Molti dei musicisti che hanno attraversato questi gruppi (Eric Dolphy, Jimmy Knepper, George Adams, Don Pullen, Jack Walrath…) hanno poi lasciato un segno permanente in alcuni dei progetti musicali più innovativi dagli anni Sessanta ai nostri giorni: dalla partecipazione di Pullen ai quintetti di David Murray alla versione di “Better Get Hit in Yo' Soul” che nel 1992 il trombettista Walrath include nell’album ”Serious Hang” con Pullen al piano e Michael Formanek al contrabbasso. Vale la pena ascoltare Formanek in un’intervista recente rilasciata a Musica Jazz. Alla domanda se riscontrasse un “influenza della musica di Charles Mingus” nelle proprie composizioni, Formanek risponde: “Si. È fortissima. E per me questo è un grande complimento. Enorme. (…) Non posso mettere in piedi un brano in cinque minuti: ho bisogno di lavorarci sopra col cesello. Devo prima pensare a lungo alla musica, averla in testa, considerare i musicisti da usare per le varie voci strumentali. Poi la musica per grande organico di Mingus mi ispira moltissimo per l’uso dei colori, del movimento nelle strutture”. Altrettanto evidente è l’influenza contrabbassistica nei nuovi virtuosi, come Vjekoslav Crljen che nel suo album solo del 2017 per la Hitchtone Music include una magistrale versione di “Haitian Fight Song”. Proprio questo brano ha costituito un ponte con altri generi musicali, dalle versioni del New York Ska Jazz Ensemble al British folk rock dei Pentangle.
Le composizioni di Mingus ispirano anche il lavoro di Hal Willner del 1992 riunito nell’album “Weird Nightmare: Meditations on Mingus” (Columbia) con interventi di Chuck D, Keith Richards, Henry Rollins, Dr. John. Particolarmente attento alle composizioni di Mingus è Elvis Costello che ha tradottoin versi vari brani, cantando "Invisible Lady" con Mingus Big Band nell’ album “Tonight at Noon: Three of Four Shades of Love” e registrando "Hora Decubitus" (da “Mingus Mingus Mingus Mingus Mingus”) nel suo “My Flame Burns Blue” (2006), coinvolgendo anche chitarristi come Andy Summers e Bill Frisell in versioni di “Weird Nightmare” in studio e dal vivo.

= = = = = = =

> **COMPITO 1**: Nei record, cambia "y-tick-label" in "y-label" nelle righe che vanno dalla riga con "x-tick-label: 20 <box>314 614 336 636</box>" fino alla riga con "y-axis-title: Frequency <box>49" compresa, lasciando invariato tutto il resto. Restituisci solo queste righe.

> **DATI GREZZI**:
= = = = = = =

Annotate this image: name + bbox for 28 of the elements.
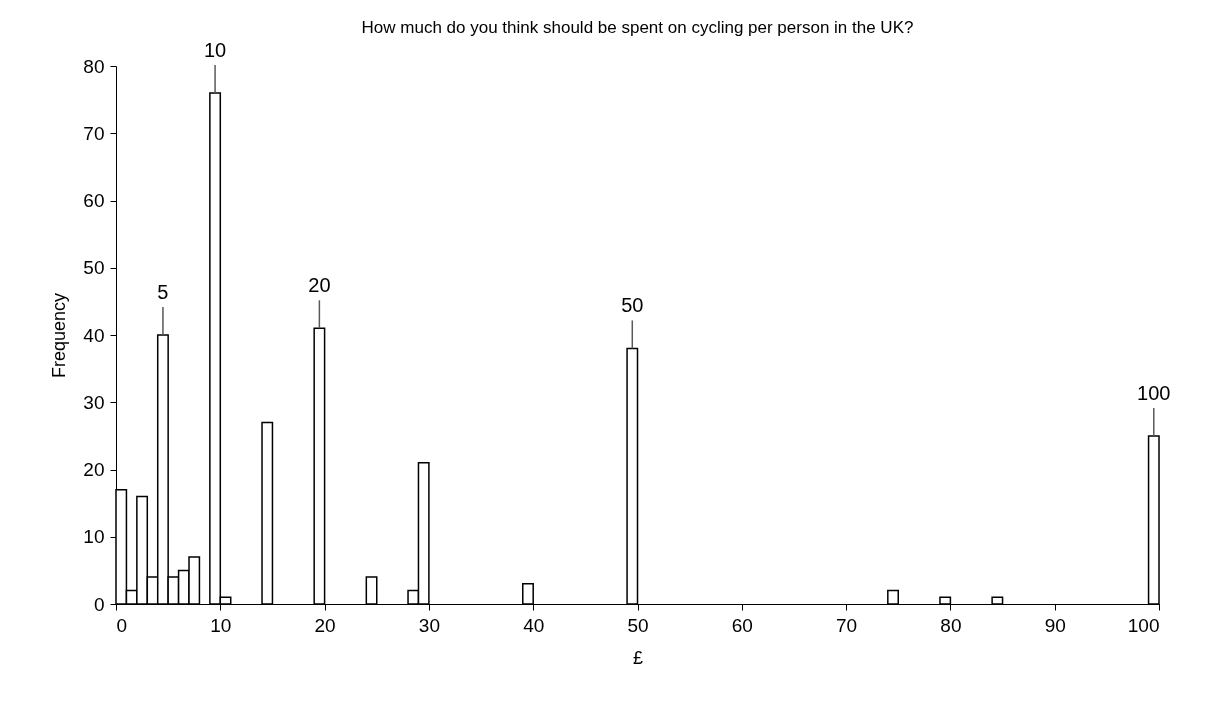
x-tick-label: 20 <box>314 614 336 636</box>
y-tick-label: 20 <box>83 459 105 480</box>
x-tick-label: 10 <box>210 614 232 636</box>
y-tick-label: 40 <box>83 324 105 346</box>
y-tick-label: 50 <box>83 257 105 279</box>
x-tick-label: 70 <box>836 614 858 636</box>
x-tick-label: 90 <box>1044 614 1066 636</box>
y-axis-title: Frequency <box>49 292 70 379</box>
chart-title: How much do you think should be spent on cycling per person in the UK? <box>361 17 914 37</box>
x-tick-label: 80 <box>940 614 962 636</box>
annotation: 100 <box>1137 381 1171 404</box>
y-tick-label: 0 <box>93 593 105 615</box>
x-tick-label: 30 <box>418 614 440 636</box>
annotation: 20 <box>308 274 331 297</box>
x-axis-title: £ <box>632 647 644 668</box>
y-tick-label: 30 <box>83 391 105 413</box>
x-tick-label: 50 <box>627 614 649 636</box>
annotation: 10 <box>203 38 227 61</box>
annotation: 50 <box>621 294 644 317</box>
y-tick-label: 80 <box>83 55 105 77</box>
annotation: 5 <box>157 281 169 303</box>
y-tick-label: 10 <box>83 526 105 548</box>
x-tick-label: 0 <box>116 614 128 636</box>
x-tick-label: 40 <box>523 614 545 636</box>
x-tick-label: 60 <box>731 614 753 636</box>
y-tick-label: 60 <box>83 190 105 211</box>
y-tick-label: 70 <box>83 122 105 144</box>
x-tick-label: 100 <box>1127 614 1160 636</box>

= = = = = = =

> **COMPITO 2**: Restituisci senza modifiche il passo del testo su Mingus da "Le composizioni di Mingus ispirano" fino a "e dal vivo." compreso.

> **RISULTATO 1**:
x-tick-label: 20 <box>314 614 336 636</box>
y-label: 20 <box>83 459 105 480</box>
x-tick-label: 10 <box>210 614 232 636</box>
y-label: 40 <box>83 324 105 346</box>
y-label: 50 <box>83 257 105 279</box>
x-tick-label: 70 <box>836 614 858 636</box>
x-tick-label: 90 <box>1044 614 1066 636</box>
y-axis-title: Frequency <box>49 292 70 379</box>

> **RISULTATO 2**:
Le composizioni di Mingus ispirano anche il lavoro di Hal Willner del 1992 riunito nell’album “Weird Nightmare: Meditations on Mingus” (Columbia) con interventi di Chuck D, Keith Richards, Henry Rollins, Dr. John. Particolarmente attento alle composizioni di Mingus è Elvis Costello che ha tradottoin versi vari brani, cantando "Invisible Lady" con Mingus Big Band nell’ album “Tonight at Noon: Three of Four Shades of Love” e registrando "Hora Decubitus" (da “Mingus Mingus Mingus Mingus Mingus”) nel suo “My Flame Burns Blue” (2006), coinvolgendo anche chitarristi come Andy Summers e Bill Frisell in versioni di “Weird Nightmare” in studio e dal vivo.